**EXERCISE PROMPT**: Your reply should be a single number: how many lines contain the string "label".

Figure contents as structured data
########################################

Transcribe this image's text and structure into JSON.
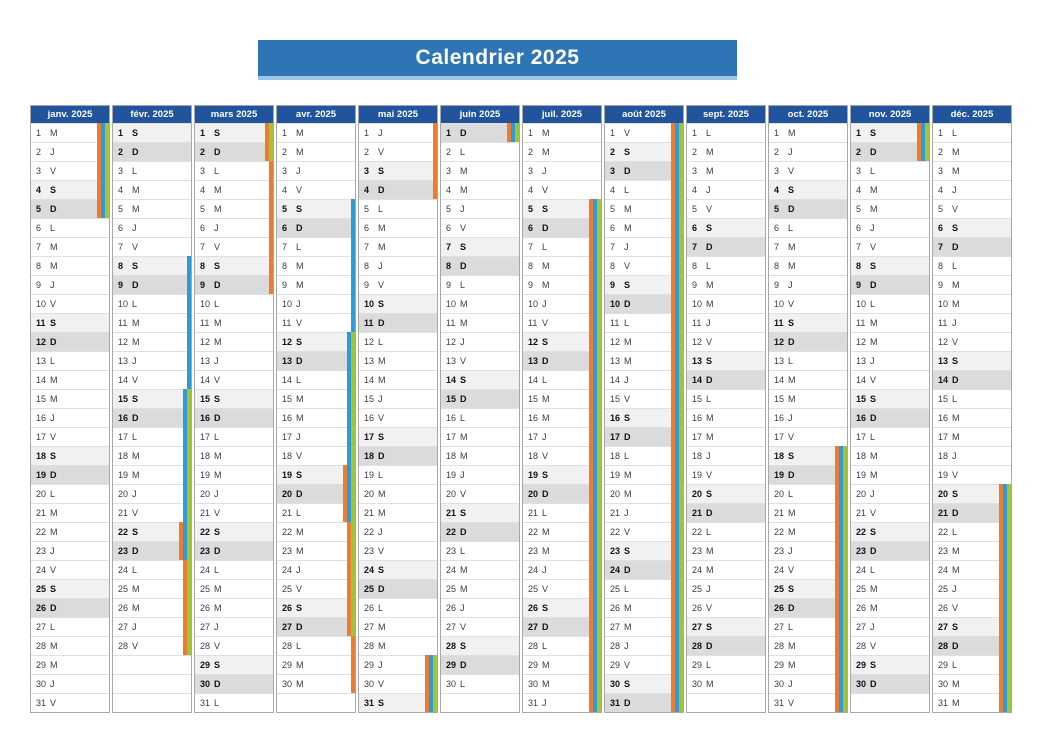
{
  "title": "Calendrier 2025",
  "colors": {
    "title_bar": "#2E75B6",
    "title_underline": "#9DC3E6",
    "month_header": "#21549D",
    "saturday_bg": "#F1F1F1",
    "sunday_bg": "#DBDBDB",
    "zones": {
      "A": "#ED7C31",
      "B": "#2E9BD8",
      "C": "#9FC63B"
    }
  },
  "months": [
    {
      "label": "janv. 2025",
      "days": [
        "M",
        "J",
        "V",
        "S",
        "D",
        "L",
        "M",
        "M",
        "J",
        "V",
        "S",
        "D",
        "L",
        "M",
        "M",
        "J",
        "V",
        "S",
        "D",
        "L",
        "M",
        "M",
        "J",
        "V",
        "S",
        "D",
        "L",
        "M",
        "M",
        "J",
        "V"
      ],
      "stripes": [
        {
          "zone": "A",
          "from": 1,
          "to": 5
        },
        {
          "zone": "B",
          "from": 1,
          "to": 5
        },
        {
          "zone": "C",
          "from": 1,
          "to": 5
        }
      ]
    },
    {
      "label": "févr. 2025",
      "days": [
        "S",
        "D",
        "L",
        "M",
        "M",
        "J",
        "V",
        "S",
        "D",
        "L",
        "M",
        "M",
        "J",
        "V",
        "S",
        "D",
        "L",
        "M",
        "M",
        "J",
        "V",
        "S",
        "D",
        "L",
        "M",
        "M",
        "J",
        "V"
      ],
      "stripes": [
        {
          "zone": "A",
          "from": 22,
          "to": 28
        },
        {
          "zone": "B",
          "from": 8,
          "to": 23
        },
        {
          "zone": "C",
          "from": 15,
          "to": 28
        }
      ]
    },
    {
      "label": "mars 2025",
      "days": [
        "S",
        "D",
        "L",
        "M",
        "M",
        "J",
        "V",
        "S",
        "D",
        "L",
        "M",
        "M",
        "J",
        "V",
        "S",
        "D",
        "L",
        "M",
        "M",
        "J",
        "V",
        "S",
        "D",
        "L",
        "M",
        "M",
        "J",
        "V",
        "S",
        "D",
        "L"
      ],
      "stripes": [
        {
          "zone": "A",
          "from": 1,
          "to": 9
        },
        {
          "zone": "C",
          "from": 1,
          "to": 2
        }
      ]
    },
    {
      "label": "avr. 2025",
      "days": [
        "M",
        "M",
        "J",
        "V",
        "S",
        "D",
        "L",
        "M",
        "M",
        "J",
        "V",
        "S",
        "D",
        "L",
        "M",
        "M",
        "J",
        "V",
        "S",
        "D",
        "L",
        "M",
        "M",
        "J",
        "V",
        "S",
        "D",
        "L",
        "M",
        "M"
      ],
      "stripes": [
        {
          "zone": "A",
          "from": 19,
          "to": 30
        },
        {
          "zone": "B",
          "from": 5,
          "to": 21
        },
        {
          "zone": "C",
          "from": 12,
          "to": 27
        }
      ]
    },
    {
      "label": "mai 2025",
      "days": [
        "J",
        "V",
        "S",
        "D",
        "L",
        "M",
        "M",
        "J",
        "V",
        "S",
        "D",
        "L",
        "M",
        "M",
        "J",
        "V",
        "S",
        "D",
        "L",
        "M",
        "M",
        "J",
        "V",
        "S",
        "D",
        "L",
        "M",
        "M",
        "J",
        "V",
        "S"
      ],
      "stripes": [
        {
          "zone": "A",
          "from": 1,
          "to": 4
        },
        {
          "zone": "A",
          "from": 29,
          "to": 31
        },
        {
          "zone": "B",
          "from": 29,
          "to": 31
        },
        {
          "zone": "C",
          "from": 29,
          "to": 31
        }
      ]
    },
    {
      "label": "juin 2025",
      "days": [
        "D",
        "L",
        "M",
        "M",
        "J",
        "V",
        "S",
        "D",
        "L",
        "M",
        "M",
        "J",
        "V",
        "S",
        "D",
        "L",
        "M",
        "M",
        "J",
        "V",
        "S",
        "D",
        "L",
        "M",
        "M",
        "J",
        "V",
        "S",
        "D",
        "L"
      ],
      "stripes": [
        {
          "zone": "A",
          "from": 1,
          "to": 1
        },
        {
          "zone": "B",
          "from": 1,
          "to": 1
        },
        {
          "zone": "C",
          "from": 1,
          "to": 1
        }
      ]
    },
    {
      "label": "juil. 2025",
      "days": [
        "M",
        "M",
        "J",
        "V",
        "S",
        "D",
        "L",
        "M",
        "M",
        "J",
        "V",
        "S",
        "D",
        "L",
        "M",
        "M",
        "J",
        "V",
        "S",
        "D",
        "L",
        "M",
        "M",
        "J",
        "V",
        "S",
        "D",
        "L",
        "M",
        "M",
        "J"
      ],
      "stripes": [
        {
          "zone": "A",
          "from": 5,
          "to": 31
        },
        {
          "zone": "B",
          "from": 5,
          "to": 31
        },
        {
          "zone": "C",
          "from": 5,
          "to": 31
        }
      ]
    },
    {
      "label": "août 2025",
      "days": [
        "V",
        "S",
        "D",
        "L",
        "M",
        "M",
        "J",
        "V",
        "S",
        "D",
        "L",
        "M",
        "M",
        "J",
        "V",
        "S",
        "D",
        "L",
        "M",
        "M",
        "J",
        "V",
        "S",
        "D",
        "L",
        "M",
        "M",
        "J",
        "V",
        "S",
        "D"
      ],
      "stripes": [
        {
          "zone": "A",
          "from": 1,
          "to": 31
        },
        {
          "zone": "B",
          "from": 1,
          "to": 31
        },
        {
          "zone": "C",
          "from": 1,
          "to": 31
        }
      ]
    },
    {
      "label": "sept. 2025",
      "days": [
        "L",
        "M",
        "M",
        "J",
        "V",
        "S",
        "D",
        "L",
        "M",
        "M",
        "J",
        "V",
        "S",
        "D",
        "L",
        "M",
        "M",
        "J",
        "V",
        "S",
        "D",
        "L",
        "M",
        "M",
        "J",
        "V",
        "S",
        "D",
        "L",
        "M"
      ],
      "stripes": []
    },
    {
      "label": "oct. 2025",
      "days": [
        "M",
        "J",
        "V",
        "S",
        "D",
        "L",
        "M",
        "M",
        "J",
        "V",
        "S",
        "D",
        "L",
        "M",
        "M",
        "J",
        "V",
        "S",
        "D",
        "L",
        "M",
        "M",
        "J",
        "V",
        "S",
        "D",
        "L",
        "M",
        "M",
        "J",
        "V"
      ],
      "stripes": [
        {
          "zone": "A",
          "from": 18,
          "to": 31
        },
        {
          "zone": "B",
          "from": 18,
          "to": 31
        },
        {
          "zone": "C",
          "from": 18,
          "to": 31
        }
      ]
    },
    {
      "label": "nov. 2025",
      "days": [
        "S",
        "D",
        "L",
        "M",
        "M",
        "J",
        "V",
        "S",
        "D",
        "L",
        "M",
        "M",
        "J",
        "V",
        "S",
        "D",
        "L",
        "M",
        "M",
        "J",
        "V",
        "S",
        "D",
        "L",
        "M",
        "M",
        "J",
        "V",
        "S",
        "D"
      ],
      "stripes": [
        {
          "zone": "A",
          "from": 1,
          "to": 2
        },
        {
          "zone": "B",
          "from": 1,
          "to": 2
        },
        {
          "zone": "C",
          "from": 1,
          "to": 2
        }
      ]
    },
    {
      "label": "déc. 2025",
      "days": [
        "L",
        "M",
        "M",
        "J",
        "V",
        "S",
        "D",
        "L",
        "M",
        "M",
        "J",
        "V",
        "S",
        "D",
        "L",
        "M",
        "M",
        "J",
        "V",
        "S",
        "D",
        "L",
        "M",
        "M",
        "J",
        "V",
        "S",
        "D",
        "L",
        "M",
        "M"
      ],
      "stripes": [
        {
          "zone": "A",
          "from": 20,
          "to": 31
        },
        {
          "zone": "B",
          "from": 20,
          "to": 31
        },
        {
          "zone": "C",
          "from": 20,
          "to": 31
        }
      ]
    }
  ]
}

########################################

**EXPECTED OUTPUT**: 12